>> begin Provided information

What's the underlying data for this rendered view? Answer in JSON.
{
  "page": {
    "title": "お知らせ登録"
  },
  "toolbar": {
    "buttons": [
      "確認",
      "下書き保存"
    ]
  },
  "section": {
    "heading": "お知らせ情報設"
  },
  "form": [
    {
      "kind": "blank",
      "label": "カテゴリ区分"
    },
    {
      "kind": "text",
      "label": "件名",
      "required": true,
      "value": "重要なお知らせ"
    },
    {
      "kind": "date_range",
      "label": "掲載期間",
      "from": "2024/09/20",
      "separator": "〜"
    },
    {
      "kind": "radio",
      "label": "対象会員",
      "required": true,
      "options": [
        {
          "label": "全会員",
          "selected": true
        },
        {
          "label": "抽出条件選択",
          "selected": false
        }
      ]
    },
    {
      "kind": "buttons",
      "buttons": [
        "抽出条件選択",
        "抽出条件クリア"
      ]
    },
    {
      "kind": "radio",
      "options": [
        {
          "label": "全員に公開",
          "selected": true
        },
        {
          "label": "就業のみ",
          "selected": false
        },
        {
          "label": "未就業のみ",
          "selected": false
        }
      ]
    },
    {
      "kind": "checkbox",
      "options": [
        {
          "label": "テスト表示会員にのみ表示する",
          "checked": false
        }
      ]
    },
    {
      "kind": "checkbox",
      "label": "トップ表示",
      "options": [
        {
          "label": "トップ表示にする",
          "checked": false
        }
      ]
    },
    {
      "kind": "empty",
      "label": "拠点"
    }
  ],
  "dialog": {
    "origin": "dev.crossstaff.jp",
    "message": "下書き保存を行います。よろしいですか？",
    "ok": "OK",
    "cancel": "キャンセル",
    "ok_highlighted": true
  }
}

>> end Provided information

Write the complete data out, exactly as above.

Response.
What's the underlying data for this rendered view? Answer in JSON.
{
  "page": {
    "title": "お知らせ登録"
  },
  "toolbar": {
    "buttons": [
      "確認",
      "下書き保存"
    ]
  },
  "section": {
    "heading": "お知らせ情報設"
  },
  "form": [
    {
      "kind": "blank",
      "label": "カテゴリ区分"
    },
    {
      "kind": "text",
      "label": "件名",
      "required": true,
      "value": "重要なお知らせ"
    },
    {
      "kind": "date_range",
      "label": "掲載期間",
      "from": "2024/09/20",
      "separator": "〜"
    },
    {
      "kind": "radio",
      "label": "対象会員",
      "required": true,
      "options": [
        {
          "label": "全会員",
          "selected": true
        },
        {
          "label": "抽出条件選択",
          "selected": false
        }
      ]
    },
    {
      "kind": "buttons",
      "buttons": [
        "抽出条件選択",
        "抽出条件クリア"
      ]
    },
    {
      "kind": "radio",
      "options": [
        {
          "label": "全員に公開",
          "selected": true
        },
        {
          "label": "就業のみ",
          "selected": false
        },
        {
          "label": "未就業のみ",
          "selected": false
        }
      ]
    },
    {
      "kind": "checkbox",
      "options": [
        {
          "label": "テスト表示会員にのみ表示する",
          "checked": false
        }
      ]
    },
    {
      "kind": "checkbox",
      "label": "トップ表示",
      "options": [
        {
          "label": "トップ表示にする",
          "checked": false
        }
      ]
    },
    {
      "kind": "empty",
      "label": "拠点"
    }
  ],
  "dialog": {
    "origin": "dev.crossstaff.jp",
    "message": "下書き保存を行います。よろしいですか？",
    "ok": "OK",
    "cancel": "キャンセル",
    "ok_highlighted": true
  }
}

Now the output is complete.